It's absoolutely gorgeous, especially in blue.


----------



## andy665 (Nov 1, 2005)

The orange is even more spectacular than the blue, Lexus are using some pretty trick paint technology currently that gives certain colours incredible depth


----------



## Spinonit (Nov 10, 2013)

Stunning motor. Someone lives near me has a new IS300 in black with a similar front design. I can't stop staring at it when I walk the dog - I'd love to polish it - Lexus builds some beautiful curves into the front ends of their cars and it's almost like that car wants you to notice it, but not an 'in your face' kind of way - much more subtle, but much more effective imo.


----------



## andy665 (Nov 1, 2005)

Spinonit said:


> Stunning motor. Someone lives near me has a new IS300 in black with a similar front design. I can't stop staring at it when I walk the dog - I'd love to polish it - Lexus builds some beautiful curves into the front ends of their cars and it's almost like that car wants you to notice it, but not an 'in your face' kind of way - much more subtle, but much more effective imo.


Doing a lot of work with Lexus at the moment, they are a fascinating company. European sales aspirations are small, want to achieve 100k sales by 2020, doubling the current figure but at the same time they want to ensure that the customer purchase / ownership experience is unmatched within the premium sector.

After years of playing it safe with design they decided a couple of years ago to become more "polarising", rather than people not even noticing the product they want people to have an opinion, they believe that is better than playing it safe

I see a lot of the pipeline stuff and they are not chasing Audi, Mercedes or BMW, they plough theirs own furrows and Lexus is now getting the confidence to do its own thing rather than just "following" the German 3 and that's a brave move

The tide is starting to turn against diesel, for years people laughed at Lexus and hybrid, perhaps they were simply ahead of the curve and as the future unfolds, the technology leadership they have will absolutely be maintained

As for the RC F, its not an M4 wannabe, its an RC F, they accept that most people in the market for such a car will simply follow the herd and go the German 3 route - doesn't make the RC F a bad car and those who don't consider it may just be missing a trick


----------



## Christian6984 (Dec 20, 2007)

everyone seems to like it, but gotta be honest don't like it...not at all


----------



## Kerr (Mar 27, 2012)

########

* **Task goal**: Carry on the Lexus forum thread from the point where it stops. The listing is separate from the Lexus forum thread.

* **Data**:

########

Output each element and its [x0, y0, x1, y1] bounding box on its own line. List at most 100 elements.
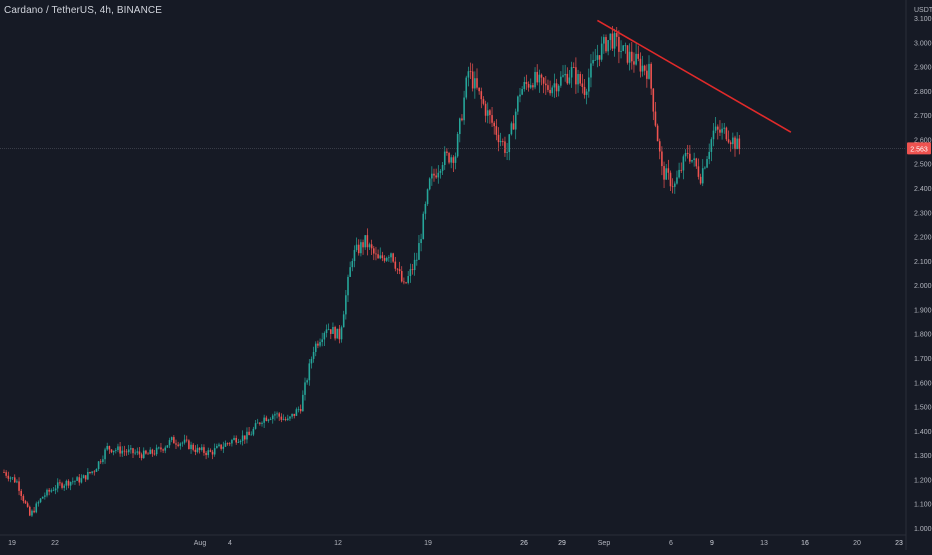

########

* **The answer**:
Lexus came on to the scene a few years ago and everyone talked about their quality. 

They just didn't seem to build on that and become popular. It is uncommon to see many of the road. 

They did build the SC430 which was an ugly thing and people did seem to notice that one. Strange people ignore the good ones but find time to slate the bad ones. 

Read a few people who share the opinion the Lexus LFA is the best car in the world. Ever seen one? Neither have I. 

There is only a handful of IS-Fs for sale. This has kept their prices up higher than expected. There isn't much price difference between a later IS-F with the LSD over a M3 of that time. 

It'll be interesting to see how that Coupe goes. 

Lexus could be doing with taking a leaf out of Jaguar's book. Jaguar are making a good name and creating a new image for themselves.


----------



## andy665 (Nov 1, 2005)

Kerr said:


> Read a few people who share the opinion the Lexus LFA is the best car in the world. Ever seen one? Neither have I.
> 
> Lexus could be doing with taking a leaf out of Jaguar's book. Jaguar are making a good name and creating a new image for themselves.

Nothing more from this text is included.